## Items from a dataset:
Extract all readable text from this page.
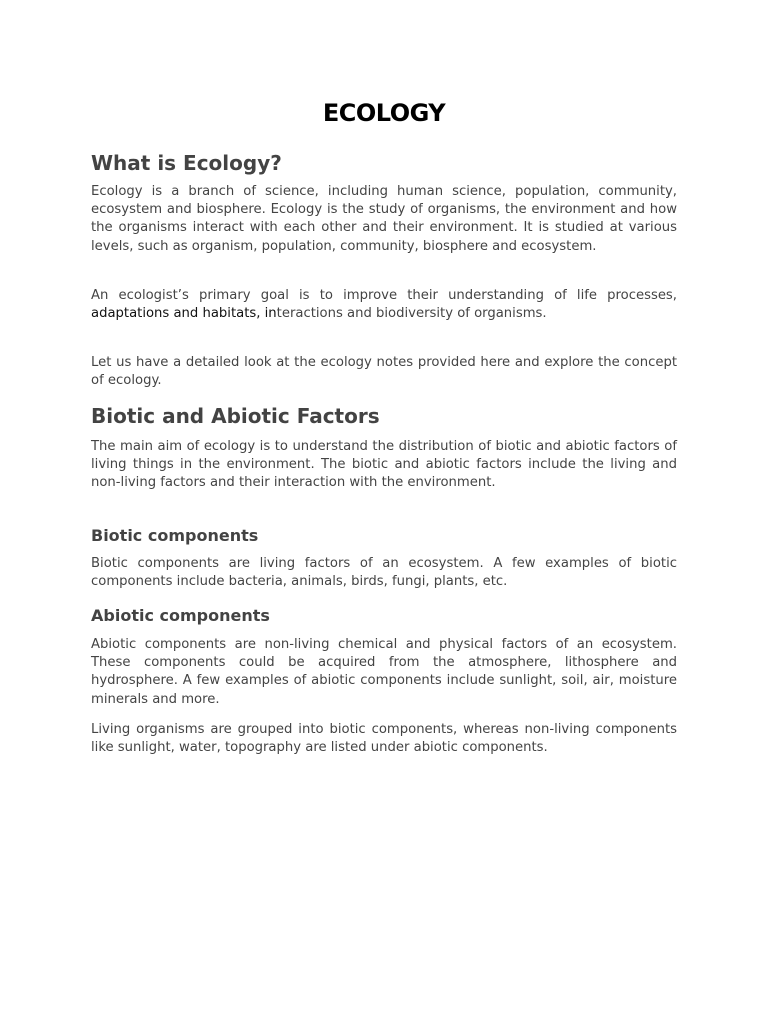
ECOLOGY
What is Ecology?

Ecology is a branch of science, including human science, population, community, ecosystem and biosphere. Ecology is the study of organisms, the environment and how the organisms interact with each other and their environment. It is studied at various levels, such as organism, population, community, biosphere and ecosystem.

An ecologist’s primary goal is to improve their understanding of life processes, adaptations and habitats, interactions and biodiversity of organisms.

Let us have a detailed look at the ecology notes provided here and explore the concept of ecology.

Biotic and Abiotic Factors

The main aim of ecology is to understand the distribution of biotic and abiotic factors of living things in the environment. The biotic and abiotic factors include the living and non-living factors and their interaction with the environment.

Biotic components

Biotic components are living factors of an ecosystem. A few examples of biotic components include bacteria, animals, birds, fungi, plants, etc.

Abiotic components

Abiotic components are non-living chemical and physical factors of an ecosystem. These components could be acquired from the atmosphere, lithosphere and hydrosphere. A few examples of abiotic components include sunlight, soil, air, moisture minerals and more.

Living organisms are grouped into biotic components, whereas non-living components like sunlight, water, topography are listed under abiotic components.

## PROBLEM TO SOLVE:
The lines to copy are those in the records above containing the word "examples".

## OUTPUT FOR THIS TASK:
Biotic components are living factors of an ecosystem. A few examples of biotic components include bacteria, animals, birds, fungi, plants, etc.
Abiotic components are non-living chemical and physical factors of an ecosystem. These components could be acquired from the atmosphere, lithosphere and hydrosphere. A few examples of abiotic components include sunlight, soil, air, moisture minerals and more.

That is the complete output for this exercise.